TASK STATEMENT: Wherever the word "text" turns up in a line of the entries, copy that line.

^^^^^^^^^^^^^^^^

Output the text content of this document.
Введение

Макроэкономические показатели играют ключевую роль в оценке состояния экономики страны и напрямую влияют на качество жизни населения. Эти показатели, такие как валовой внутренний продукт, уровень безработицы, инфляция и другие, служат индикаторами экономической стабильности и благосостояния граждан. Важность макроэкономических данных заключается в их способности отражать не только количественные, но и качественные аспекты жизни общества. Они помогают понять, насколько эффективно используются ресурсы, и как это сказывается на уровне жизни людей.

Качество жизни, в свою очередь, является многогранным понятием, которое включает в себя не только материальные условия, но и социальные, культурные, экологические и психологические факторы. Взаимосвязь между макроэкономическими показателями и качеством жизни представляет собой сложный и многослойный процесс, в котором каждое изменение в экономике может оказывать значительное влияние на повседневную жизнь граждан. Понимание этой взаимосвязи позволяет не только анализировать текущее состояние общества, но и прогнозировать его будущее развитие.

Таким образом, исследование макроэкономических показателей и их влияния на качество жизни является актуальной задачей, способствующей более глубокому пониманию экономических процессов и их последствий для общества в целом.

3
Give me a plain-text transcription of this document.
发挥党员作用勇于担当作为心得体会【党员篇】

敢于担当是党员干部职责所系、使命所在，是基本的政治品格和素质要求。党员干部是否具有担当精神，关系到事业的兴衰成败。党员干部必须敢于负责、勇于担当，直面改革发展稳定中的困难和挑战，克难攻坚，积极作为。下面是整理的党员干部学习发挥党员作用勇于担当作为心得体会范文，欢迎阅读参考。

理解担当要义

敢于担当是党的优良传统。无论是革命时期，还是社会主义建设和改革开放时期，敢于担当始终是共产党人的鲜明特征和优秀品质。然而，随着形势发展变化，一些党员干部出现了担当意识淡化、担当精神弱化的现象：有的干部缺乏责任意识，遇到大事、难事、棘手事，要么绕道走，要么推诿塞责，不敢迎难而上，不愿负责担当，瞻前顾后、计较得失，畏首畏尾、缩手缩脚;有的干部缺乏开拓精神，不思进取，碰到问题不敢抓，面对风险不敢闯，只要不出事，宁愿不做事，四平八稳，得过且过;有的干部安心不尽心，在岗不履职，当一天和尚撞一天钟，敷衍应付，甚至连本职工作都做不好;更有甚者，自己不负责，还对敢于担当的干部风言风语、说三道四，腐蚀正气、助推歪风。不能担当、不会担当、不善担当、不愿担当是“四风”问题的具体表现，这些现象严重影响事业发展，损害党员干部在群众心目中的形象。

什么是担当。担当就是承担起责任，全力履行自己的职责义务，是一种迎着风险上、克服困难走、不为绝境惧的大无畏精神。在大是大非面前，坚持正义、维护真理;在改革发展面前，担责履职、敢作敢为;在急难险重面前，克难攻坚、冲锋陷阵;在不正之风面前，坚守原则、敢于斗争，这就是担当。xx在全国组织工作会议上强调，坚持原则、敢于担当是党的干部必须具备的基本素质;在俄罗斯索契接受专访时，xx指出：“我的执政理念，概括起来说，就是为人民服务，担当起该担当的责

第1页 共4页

^^^^^^^^^^^^^^^^

RESPONSE BELOW:
Output the text content of this document.
Give me a plain-text transcription of this document.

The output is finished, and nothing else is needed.